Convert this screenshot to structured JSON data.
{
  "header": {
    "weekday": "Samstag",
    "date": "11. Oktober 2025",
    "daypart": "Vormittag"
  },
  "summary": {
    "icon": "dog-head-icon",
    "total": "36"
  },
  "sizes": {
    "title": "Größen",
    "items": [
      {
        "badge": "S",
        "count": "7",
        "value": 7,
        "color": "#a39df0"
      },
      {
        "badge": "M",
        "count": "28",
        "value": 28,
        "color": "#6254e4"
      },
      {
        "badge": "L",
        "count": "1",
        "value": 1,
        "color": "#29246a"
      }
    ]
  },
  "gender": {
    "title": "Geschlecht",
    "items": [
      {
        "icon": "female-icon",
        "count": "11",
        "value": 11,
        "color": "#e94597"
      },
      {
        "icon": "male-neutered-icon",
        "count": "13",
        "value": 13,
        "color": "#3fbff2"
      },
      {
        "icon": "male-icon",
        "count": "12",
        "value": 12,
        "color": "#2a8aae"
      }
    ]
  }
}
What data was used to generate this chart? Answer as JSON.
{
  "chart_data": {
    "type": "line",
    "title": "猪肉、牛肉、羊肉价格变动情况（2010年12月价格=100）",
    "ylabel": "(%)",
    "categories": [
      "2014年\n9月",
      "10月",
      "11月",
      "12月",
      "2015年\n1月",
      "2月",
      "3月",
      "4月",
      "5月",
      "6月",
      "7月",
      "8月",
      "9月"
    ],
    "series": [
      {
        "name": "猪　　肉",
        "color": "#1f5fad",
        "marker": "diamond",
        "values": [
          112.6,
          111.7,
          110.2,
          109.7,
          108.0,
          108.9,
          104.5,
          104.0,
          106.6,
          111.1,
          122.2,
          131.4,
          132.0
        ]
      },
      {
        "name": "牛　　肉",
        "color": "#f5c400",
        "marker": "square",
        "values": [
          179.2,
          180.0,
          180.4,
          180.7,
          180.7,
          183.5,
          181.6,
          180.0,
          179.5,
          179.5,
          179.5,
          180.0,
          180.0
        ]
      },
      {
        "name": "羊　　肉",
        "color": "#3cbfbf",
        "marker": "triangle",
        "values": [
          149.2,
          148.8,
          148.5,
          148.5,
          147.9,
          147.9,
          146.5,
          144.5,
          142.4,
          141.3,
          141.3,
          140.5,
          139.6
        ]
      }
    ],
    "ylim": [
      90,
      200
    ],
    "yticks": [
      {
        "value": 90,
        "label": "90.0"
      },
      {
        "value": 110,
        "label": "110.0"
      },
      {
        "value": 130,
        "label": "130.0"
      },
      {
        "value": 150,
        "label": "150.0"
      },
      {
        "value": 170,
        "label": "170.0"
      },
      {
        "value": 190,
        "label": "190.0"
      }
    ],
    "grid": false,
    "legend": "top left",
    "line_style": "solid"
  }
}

++++

GIVEN REQUEST ::
Look through the entries and find each line that has the string "color". Copy those lines.

RESULT OF THE EXERCISE ::
        "color": "#a39df0"
        "color": "#6254e4"
        "color": "#29246a"
        "color": "#e94597"
        "color": "#3fbff2"
        "color": "#2a8aae"
        "color": "#1f5fad",
        "color": "#f5c400",
        "color": "#3cbfbf",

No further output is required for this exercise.